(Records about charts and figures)
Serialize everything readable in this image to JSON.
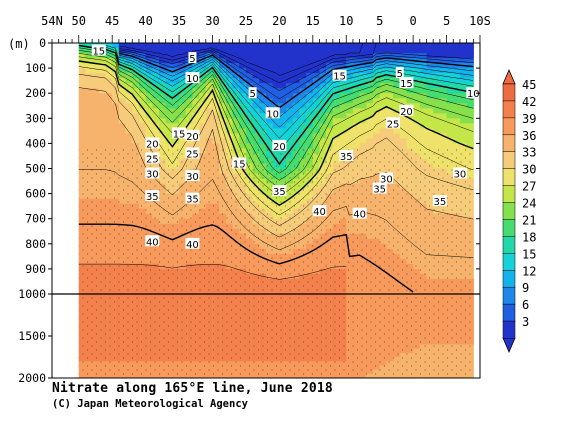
{
  "chart_data": {
    "type": "heatmap",
    "title": "Nitrate along 165°E line, June 2018",
    "credit": "(C) Japan Meteorological Agency",
    "ylabel": "(m)",
    "x_ticks": [
      "54N",
      "50",
      "45",
      "40",
      "35",
      "30",
      "25",
      "20",
      "15",
      "10",
      "5",
      "0",
      "5",
      "10S"
    ],
    "x_tick_values": [
      54,
      50,
      45,
      40,
      35,
      30,
      25,
      20,
      15,
      10,
      5,
      0,
      -5,
      -10
    ],
    "xlim": [
      54,
      -10
    ],
    "y_ticks_upper": [
      "0",
      "100",
      "200",
      "300",
      "400",
      "500",
      "600",
      "700",
      "800",
      "900",
      "1000"
    ],
    "y_tick_values_upper": [
      0,
      100,
      200,
      300,
      400,
      500,
      600,
      700,
      800,
      900,
      1000
    ],
    "y_ticks_lower": [
      "1500",
      "2000"
    ],
    "y_tick_values_lower": [
      1500,
      2000
    ],
    "ylim": [
      0,
      2000
    ],
    "y_break": 1000,
    "colorbar": {
      "levels": [
        3,
        6,
        9,
        12,
        15,
        18,
        21,
        24,
        27,
        30,
        33,
        36,
        39,
        42,
        45
      ],
      "labels": [
        "45",
        "42",
        "39",
        "36",
        "33",
        "30",
        "27",
        "24",
        "21",
        "18",
        "15",
        "12",
        "9",
        "6",
        "3"
      ],
      "colors": [
        "#2233cc",
        "#1f5fe0",
        "#1e88e8",
        "#13b4ec",
        "#14d2d8",
        "#20d8a8",
        "#46dc70",
        "#86e04c",
        "#c4e648",
        "#eee26a",
        "#f6cc7a",
        "#f7b36c",
        "#f79a5c",
        "#f4814c",
        "#ee6a40"
      ]
    },
    "contour_labels": [
      {
        "text": "15",
        "lat": 47,
        "depth": 30
      },
      {
        "text": "5",
        "lat": 33,
        "depth": 60
      },
      {
        "text": "10",
        "lat": 33,
        "depth": 140
      },
      {
        "text": "15",
        "lat": 11,
        "depth": 130
      },
      {
        "text": "5",
        "lat": 2,
        "depth": 120
      },
      {
        "text": "15",
        "lat": 1,
        "depth": 160
      },
      {
        "text": "10",
        "lat": -9,
        "depth": 200
      },
      {
        "text": "5",
        "lat": 24,
        "depth": 200
      },
      {
        "text": "10",
        "lat": 21,
        "depth": 280
      },
      {
        "text": "20",
        "lat": 1,
        "depth": 270
      },
      {
        "text": "25",
        "lat": 3,
        "depth": 320
      },
      {
        "text": "20",
        "lat": 39,
        "depth": 400
      },
      {
        "text": "15",
        "lat": 35,
        "depth": 360
      },
      {
        "text": "20",
        "lat": 33,
        "depth": 370
      },
      {
        "text": "20",
        "lat": 20,
        "depth": 410
      },
      {
        "text": "25",
        "lat": 39,
        "depth": 460
      },
      {
        "text": "25",
        "lat": 33,
        "depth": 440
      },
      {
        "text": "15",
        "lat": 26,
        "depth": 480
      },
      {
        "text": "35",
        "lat": 10,
        "depth": 450
      },
      {
        "text": "30",
        "lat": 39,
        "depth": 520
      },
      {
        "text": "30",
        "lat": 33,
        "depth": 530
      },
      {
        "text": "30",
        "lat": 4,
        "depth": 540
      },
      {
        "text": "35",
        "lat": 5,
        "depth": 580
      },
      {
        "text": "30",
        "lat": -7,
        "depth": 520
      },
      {
        "text": "35",
        "lat": 39,
        "depth": 610
      },
      {
        "text": "35",
        "lat": 33,
        "depth": 620
      },
      {
        "text": "35",
        "lat": 20,
        "depth": 590
      },
      {
        "text": "35",
        "lat": -4,
        "depth": 630
      },
      {
        "text": "40",
        "lat": 14,
        "depth": 670
      },
      {
        "text": "40",
        "lat": 8,
        "depth": 680
      },
      {
        "text": "40",
        "lat": 39,
        "depth": 790
      },
      {
        "text": "40",
        "lat": 33,
        "depth": 800
      }
    ]
  }
}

Your goal: Are you able to set down all the lines above exactly, without any pictures?

Exercise output:
Serialize everything readable in this image to JSON.
{
  "chart_data": {
    "type": "heatmap",
    "title": "Nitrate along 165°E line, June 2018",
    "credit": "(C) Japan Meteorological Agency",
    "ylabel": "(m)",
    "x_ticks": [
      "54N",
      "50",
      "45",
      "40",
      "35",
      "30",
      "25",
      "20",
      "15",
      "10",
      "5",
      "0",
      "5",
      "10S"
    ],
    "x_tick_values": [
      54,
      50,
      45,
      40,
      35,
      30,
      25,
      20,
      15,
      10,
      5,
      0,
      -5,
      -10
    ],
    "xlim": [
      54,
      -10
    ],
    "y_ticks_upper": [
      "0",
      "100",
      "200",
      "300",
      "400",
      "500",
      "600",
      "700",
      "800",
      "900",
      "1000"
    ],
    "y_tick_values_upper": [
      0,
      100,
      200,
      300,
      400,
      500,
      600,
      700,
      800,
      900,
      1000
    ],
    "y_ticks_lower": [
      "1500",
      "2000"
    ],
    "y_tick_values_lower": [
      1500,
      2000
    ],
    "ylim": [
      0,
      2000
    ],
    "y_break": 1000,
    "colorbar": {
      "levels": [
        3,
        6,
        9,
        12,
        15,
        18,
        21,
        24,
        27,
        30,
        33,
        36,
        39,
        42,
        45
      ],
      "labels": [
        "45",
        "42",
        "39",
        "36",
        "33",
        "30",
        "27",
        "24",
        "21",
        "18",
        "15",
        "12",
        "9",
        "6",
        "3"
      ],
      "colors": [
        "#2233cc",
        "#1f5fe0",
        "#1e88e8",
        "#13b4ec",
        "#14d2d8",
        "#20d8a8",
        "#46dc70",
        "#86e04c",
        "#c4e648",
        "#eee26a",
        "#f6cc7a",
        "#f7b36c",
        "#f79a5c",
        "#f4814c",
        "#ee6a40"
      ]
    },
    "contour_labels": [
      {
        "text": "15",
        "lat": 47,
        "depth": 30
      },
      {
        "text": "5",
        "lat": 33,
        "depth": 60
      },
      {
        "text": "10",
        "lat": 33,
        "depth": 140
      },
      {
        "text": "15",
        "lat": 11,
        "depth": 130
      },
      {
        "text": "5",
        "lat": 2,
        "depth": 120
      },
      {
        "text": "15",
        "lat": 1,
        "depth": 160
      },
      {
        "text": "10",
        "lat": -9,
        "depth": 200
      },
      {
        "text": "5",
        "lat": 24,
        "depth": 200
      },
      {
        "text": "10",
        "lat": 21,
        "depth": 280
      },
      {
        "text": "20",
        "lat": 1,
        "depth": 270
      },
      {
        "text": "25",
        "lat": 3,
        "depth": 320
      },
      {
        "text": "20",
        "lat": 39,
        "depth": 400
      },
      {
        "text": "15",
        "lat": 35,
        "depth": 360
      },
      {
        "text": "20",
        "lat": 33,
        "depth": 370
      },
      {
        "text": "20",
        "lat": 20,
        "depth": 410
      },
      {
        "text": "25",
        "lat": 39,
        "depth": 460
      },
      {
        "text": "25",
        "lat": 33,
        "depth": 440
      },
      {
        "text": "15",
        "lat": 26,
        "depth": 480
      },
      {
        "text": "35",
        "lat": 10,
        "depth": 450
      },
      {
        "text": "30",
        "lat": 39,
        "depth": 520
      },
      {
        "text": "30",
        "lat": 33,
        "depth": 530
      },
      {
        "text": "30",
        "lat": 4,
        "depth": 540
      },
      {
        "text": "35",
        "lat": 5,
        "depth": 580
      },
      {
        "text": "30",
        "lat": -7,
        "depth": 520
      },
      {
        "text": "35",
        "lat": 39,
        "depth": 610
      },
      {
        "text": "35",
        "lat": 33,
        "depth": 620
      },
      {
        "text": "35",
        "lat": 20,
        "depth": 590
      },
      {
        "text": "35",
        "lat": -4,
        "depth": 630
      },
      {
        "text": "40",
        "lat": 14,
        "depth": 670
      },
      {
        "text": "40",
        "lat": 8,
        "depth": 680
      },
      {
        "text": "40",
        "lat": 39,
        "depth": 790
      },
      {
        "text": "40",
        "lat": 33,
        "depth": 800
      }
    ]
  }
}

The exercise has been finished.